* INSTRUCTION *
Do not include the pictures; repeat the rest of the data exactly.

* SUPPLIED DATA *
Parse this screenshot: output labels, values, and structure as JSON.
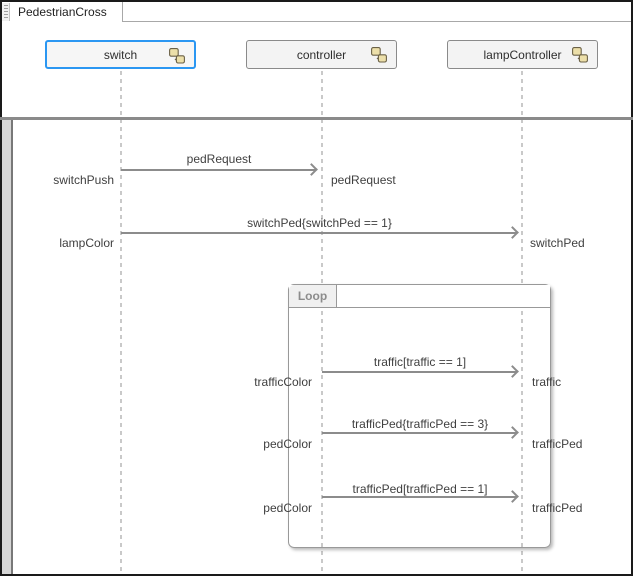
{
  "window": {
    "tab_title": "PedestrianCross"
  },
  "participants": [
    {
      "name": "switch",
      "selected": true
    },
    {
      "name": "controller",
      "selected": false
    },
    {
      "name": "lampController",
      "selected": false
    }
  ],
  "fragment": {
    "operator": "Loop"
  },
  "messages": [
    {
      "label": "pedRequest",
      "source_event": "switchPush",
      "target_event": "pedRequest",
      "from": "switch",
      "to": "controller"
    },
    {
      "label": "switchPed{switchPed == 1}",
      "source_event": "lampColor",
      "target_event": "switchPed",
      "from": "switch",
      "to": "lampController"
    },
    {
      "label": "traffic[traffic == 1]",
      "source_event": "trafficColor",
      "target_event": "traffic",
      "from": "controller",
      "to": "lampController"
    },
    {
      "label": "trafficPed{trafficPed == 3}",
      "source_event": "pedColor",
      "target_event": "trafficPed",
      "from": "controller",
      "to": "lampController"
    },
    {
      "label": "trafficPed[trafficPed == 1]",
      "source_event": "pedColor",
      "target_event": "trafficPed",
      "from": "controller",
      "to": "lampController"
    }
  ],
  "colors": {
    "selection_blue": "#2b97f2",
    "message_gray": "#8c8c8c",
    "lifeline_gray": "#c9c9c9",
    "fragment_border": "#999999",
    "icon_fill": "#ecdfa9",
    "icon_stroke": "#6b6146"
  }
}
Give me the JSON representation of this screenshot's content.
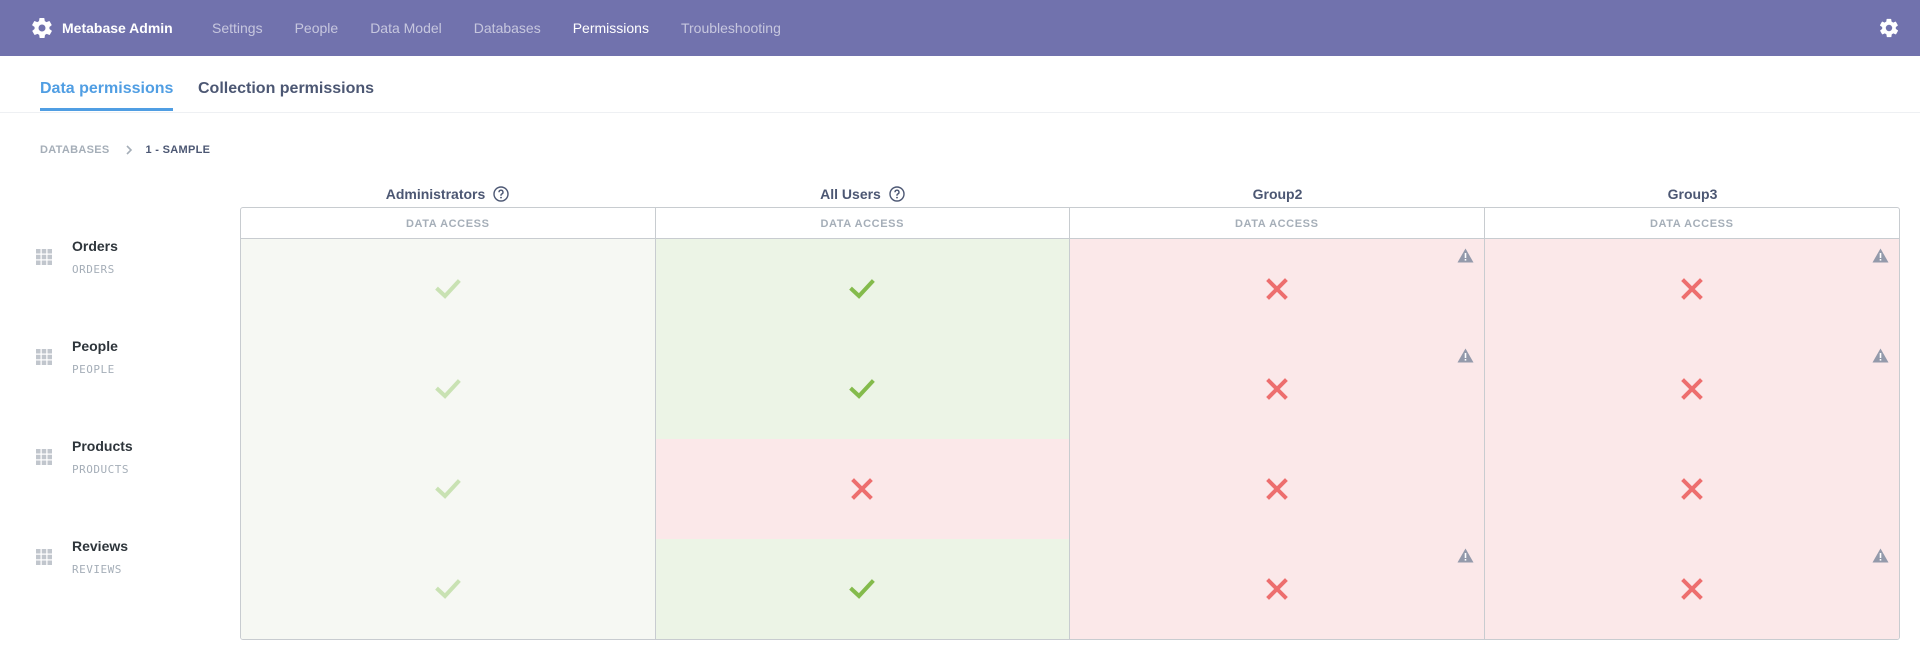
{
  "app": {
    "title": "Metabase Admin"
  },
  "nav": {
    "items": [
      {
        "label": "Settings",
        "active": false
      },
      {
        "label": "People",
        "active": false
      },
      {
        "label": "Data Model",
        "active": false
      },
      {
        "label": "Databases",
        "active": false
      },
      {
        "label": "Permissions",
        "active": true
      },
      {
        "label": "Troubleshooting",
        "active": false
      }
    ]
  },
  "tabs": [
    {
      "label": "Data permissions",
      "active": true
    },
    {
      "label": "Collection permissions",
      "active": false
    }
  ],
  "breadcrumb": {
    "root": "DATABASES",
    "current": "1 - SAMPLE"
  },
  "groups": [
    {
      "name": "Administrators",
      "help": true,
      "column_label": "DATA ACCESS"
    },
    {
      "name": "All Users",
      "help": true,
      "column_label": "DATA ACCESS"
    },
    {
      "name": "Group2",
      "help": false,
      "column_label": "DATA ACCESS"
    },
    {
      "name": "Group3",
      "help": false,
      "column_label": "DATA ACCESS"
    }
  ],
  "tables": [
    {
      "name": "Orders",
      "schema": "ORDERS",
      "permissions": [
        {
          "access": "all",
          "admin": true,
          "warning": false
        },
        {
          "access": "all",
          "admin": false,
          "warning": false
        },
        {
          "access": "none",
          "admin": false,
          "warning": true
        },
        {
          "access": "none",
          "admin": false,
          "warning": true
        }
      ]
    },
    {
      "name": "People",
      "schema": "PEOPLE",
      "permissions": [
        {
          "access": "all",
          "admin": true,
          "warning": false
        },
        {
          "access": "all",
          "admin": false,
          "warning": false
        },
        {
          "access": "none",
          "admin": false,
          "warning": true
        },
        {
          "access": "none",
          "admin": false,
          "warning": true
        }
      ]
    },
    {
      "name": "Products",
      "schema": "PRODUCTS",
      "permissions": [
        {
          "access": "all",
          "admin": true,
          "warning": false
        },
        {
          "access": "none",
          "admin": false,
          "warning": false
        },
        {
          "access": "none",
          "admin": false,
          "warning": false
        },
        {
          "access": "none",
          "admin": false,
          "warning": false
        }
      ]
    },
    {
      "name": "Reviews",
      "schema": "REVIEWS",
      "permissions": [
        {
          "access": "all",
          "admin": true,
          "warning": false
        },
        {
          "access": "all",
          "admin": false,
          "warning": false
        },
        {
          "access": "none",
          "admin": false,
          "warning": true
        },
        {
          "access": "none",
          "admin": false,
          "warning": true
        }
      ]
    }
  ],
  "colors": {
    "nav_bg": "#7172ad",
    "brand_blue": "#509ee3",
    "granted_green": "#84bb4c",
    "admin_green_faded": "#c9e2b3",
    "denied_red": "#ed6e6e",
    "warning_gray": "#949aab"
  },
  "icons": {
    "brand": "gear-icon",
    "settings": "gear-icon",
    "breadcrumb_separator": "chevron-right-icon",
    "help": "question-circle-icon",
    "table": "table-grid-icon",
    "granted": "check-icon",
    "denied": "close-icon",
    "warning": "warning-triangle-icon"
  }
}
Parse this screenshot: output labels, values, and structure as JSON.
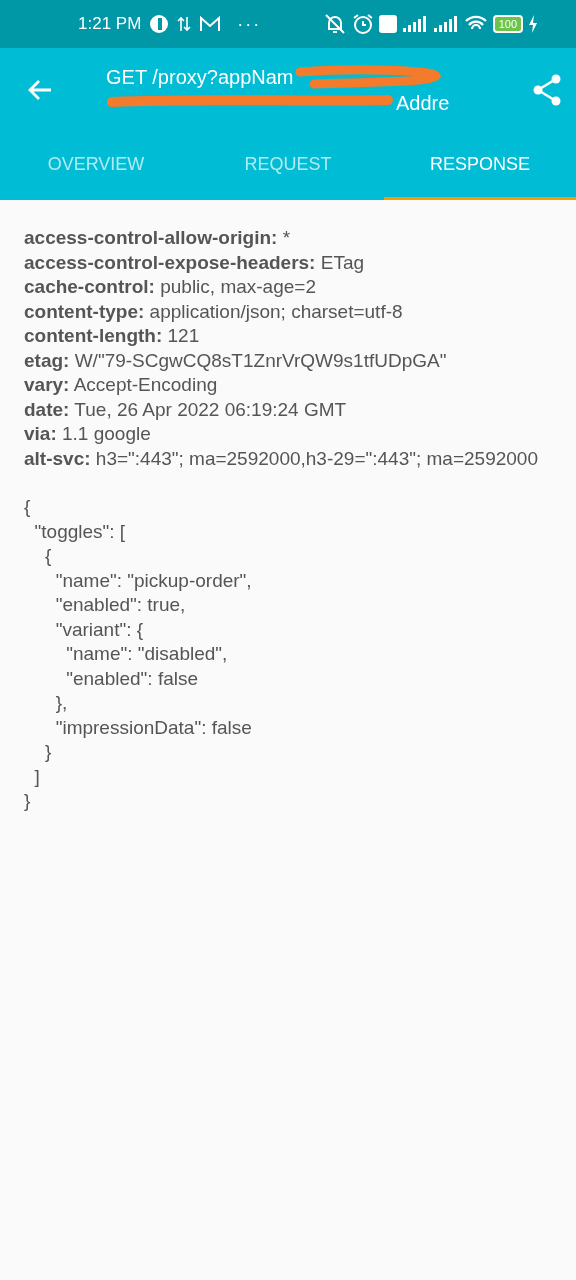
{
  "status_bar": {
    "time": "1:21 PM",
    "overflow": "···",
    "battery": "100"
  },
  "toolbar": {
    "title_line_1": "GET /proxy?appNam",
    "title_line_2": "Addre"
  },
  "tabs": [
    {
      "label": "OVERVIEW",
      "selected": false
    },
    {
      "label": "REQUEST",
      "selected": false
    },
    {
      "label": "RESPONSE",
      "selected": true
    }
  ],
  "headers": [
    {
      "name": "access-control-allow-origin:",
      "value": "*"
    },
    {
      "name": "access-control-expose-headers:",
      "value": "ETag"
    },
    {
      "name": "cache-control:",
      "value": "public, max-age=2"
    },
    {
      "name": "content-type:",
      "value": "application/json; charset=utf-8"
    },
    {
      "name": "content-length:",
      "value": "121"
    },
    {
      "name": "etag:",
      "value": "W/\"79-SCgwCQ8sT1ZnrVrQW9s1tfUDpGA\""
    },
    {
      "name": "vary:",
      "value": "Accept-Encoding"
    },
    {
      "name": "date:",
      "value": "Tue, 26 Apr 2022 06:19:24 GMT"
    },
    {
      "name": "via:",
      "value": "1.1 google"
    },
    {
      "name": "alt-svc:",
      "value": "h3=\":443\"; ma=2592000,h3-29=\":443\"; ma=2592000"
    }
  ],
  "body_lines": [
    "{",
    "  \"toggles\": [",
    "    {",
    "      \"name\": \"pickup-order\",",
    "      \"enabled\": true,",
    "      \"variant\": {",
    "        \"name\": \"disabled\",",
    "        \"enabled\": false",
    "      },",
    "      \"impressionData\": false",
    "    }",
    "  ]",
    "}"
  ]
}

* RESPONSE TO THE TASK *
Parse this screenshot: output labels, values, and structure as JSON.
{
  "window": {
    "tab_title": "PedestrianCross"
  },
  "participants": [
    {
      "name": "switch",
      "selected": true
    },
    {
      "name": "controller",
      "selected": false
    },
    {
      "name": "lampController",
      "selected": false
    }
  ],
  "fragment": {
    "operator": "Loop"
  },
  "messages": [
    {
      "label": "pedRequest",
      "source_event": "switchPush",
      "target_event": "pedRequest",
      "from": "switch",
      "to": "controller"
    },
    {
      "label": "switchPed{switchPed == 1}",
      "source_event": "lampColor",
      "target_event": "switchPed",
      "from": "switch",
      "to": "lampController"
    },
    {
      "label": "traffic[traffic == 1]",
      "source_event": "trafficColor",
      "target_event": "traffic",
      "from": "controller",
      "to": "lampController"
    },
    {
      "label": "trafficPed{trafficPed == 3}",
      "source_event": "pedColor",
      "target_event": "trafficPed",
      "from": "controller",
      "to": "lampController"
    },
    {
      "label": "trafficPed[trafficPed == 1]",
      "source_event": "pedColor",
      "target_event": "trafficPed",
      "from": "controller",
      "to": "lampController"
    }
  ],
  "colors": {
    "selection_blue": "#2b97f2",
    "message_gray": "#8c8c8c",
    "lifeline_gray": "#c9c9c9",
    "fragment_border": "#999999",
    "icon_fill": "#ecdfa9",
    "icon_stroke": "#6b6146"
  }
}
Give me the JSON representation of this screenshot's content.
{
  "app": {
    "title": "Metabase Admin"
  },
  "nav": {
    "items": [
      {
        "label": "Settings",
        "active": false
      },
      {
        "label": "People",
        "active": false
      },
      {
        "label": "Data Model",
        "active": false
      },
      {
        "label": "Databases",
        "active": false
      },
      {
        "label": "Permissions",
        "active": true
      },
      {
        "label": "Troubleshooting",
        "active": false
      }
    ]
  },
  "tabs": [
    {
      "label": "Data permissions",
      "active": true
    },
    {
      "label": "Collection permissions",
      "active": false
    }
  ],
  "breadcrumb": {
    "root": "DATABASES",
    "current": "1 - SAMPLE"
  },
  "groups": [
    {
      "name": "Administrators",
      "help": true,
      "column_label": "DATA ACCESS"
    },
    {
      "name": "All Users",
      "help": true,
      "column_label": "DATA ACCESS"
    },
    {
      "name": "Group2",
      "help": false,
      "column_label": "DATA ACCESS"
    },
    {
      "name": "Group3",
      "help": false,
      "column_label": "DATA ACCESS"
    }
  ],
  "tables": [
    {
      "name": "Orders",
      "schema": "ORDERS",
      "permissions": [
        {
          "access": "all",
          "admin": true,
          "warning": false
        },
        {
          "access": "all",
          "admin": false,
          "warning": false
        },
        {
          "access": "none",
          "admin": false,
          "warning": true
        },
        {
          "access": "none",
          "admin": false,
          "warning": true
        }
      ]
    },
    {
      "name": "People",
      "schema": "PEOPLE",
      "permissions": [
        {
          "access": "all",
          "admin": true,
          "warning": false
        },
        {
          "access": "all",
          "admin": false,
          "warning": false
        },
        {
          "access": "none",
          "admin": false,
          "warning": true
        },
        {
          "access": "none",
          "admin": false,
          "warning": true
        }
      ]
    },
    {
      "name": "Products",
      "schema": "PRODUCTS",
      "permissions": [
        {
          "access": "all",
          "admin": true,
          "warning": false
        },
        {
          "access": "none",
          "admin": false,
          "warning": false
        },
        {
          "access": "none",
          "admin": false,
          "warning": false
        },
        {
          "access": "none",
          "admin": false,
          "warning": false
        }
      ]
    },
    {
      "name": "Reviews",
      "schema": "REVIEWS",
      "permissions": [
        {
          "access": "all",
          "admin": true,
          "warning": false
        },
        {
          "access": "all",
          "admin": false,
          "warning": false
        },
        {
          "access": "none",
          "admin": false,
          "warning": true
        },
        {
          "access": "none",
          "admin": false,
          "warning": true
        }
      ]
    }
  ],
  "colors": {
    "nav_bg": "#7172ad",
    "brand_blue": "#509ee3",
    "granted_green": "#84bb4c",
    "admin_green_faded": "#c9e2b3",
    "denied_red": "#ed6e6e",
    "warning_gray": "#949aab"
  },
  "icons": {
    "brand": "gear-icon",
    "settings": "gear-icon",
    "breadcrumb_separator": "chevron-right-icon",
    "help": "question-circle-icon",
    "table": "table-grid-icon",
    "granted": "check-icon",
    "denied": "close-icon",
    "warning": "warning-triangle-icon"
  }
}
Parse this screenshot: output labels, values, and structure as JSON.
{
  "status_bar": {
    "time": "1:21 PM",
    "overflow": "···",
    "battery": "100"
  },
  "toolbar": {
    "title_line_1": "GET /proxy?appNam",
    "title_line_2": "Addre"
  },
  "tabs": [
    {
      "label": "OVERVIEW",
      "selected": false
    },
    {
      "label": "REQUEST",
      "selected": false
    },
    {
      "label": "RESPONSE",
      "selected": true
    }
  ],
  "headers": [
    {
      "name": "access-control-allow-origin:",
      "value": "*"
    },
    {
      "name": "access-control-expose-headers:",
      "value": "ETag"
    },
    {
      "name": "cache-control:",
      "value": "public, max-age=2"
    },
    {
      "name": "content-type:",
      "value": "application/json; charset=utf-8"
    },
    {
      "name": "content-length:",
      "value": "121"
    },
    {
      "name": "etag:",
      "value": "W/\"79-SCgwCQ8sT1ZnrVrQW9s1tfUDpGA\""
    },
    {
      "name": "vary:",
      "value": "Accept-Encoding"
    },
    {
      "name": "date:",
      "value": "Tue, 26 Apr 2022 06:19:24 GMT"
    },
    {
      "name": "via:",
      "value": "1.1 google"
    },
    {
      "name": "alt-svc:",
      "value": "h3=\":443\"; ma=2592000,h3-29=\":443\"; ma=2592000"
    }
  ],
  "body_lines": [
    "{",
    "  \"toggles\": [",
    "    {",
    "      \"name\": \"pickup-order\",",
    "      \"enabled\": true,",
    "      \"variant\": {",
    "        \"name\": \"disabled\",",
    "        \"enabled\": false",
    "      },",
    "      \"impressionData\": false",
    "    }",
    "  ]",
    "}"
  ]
}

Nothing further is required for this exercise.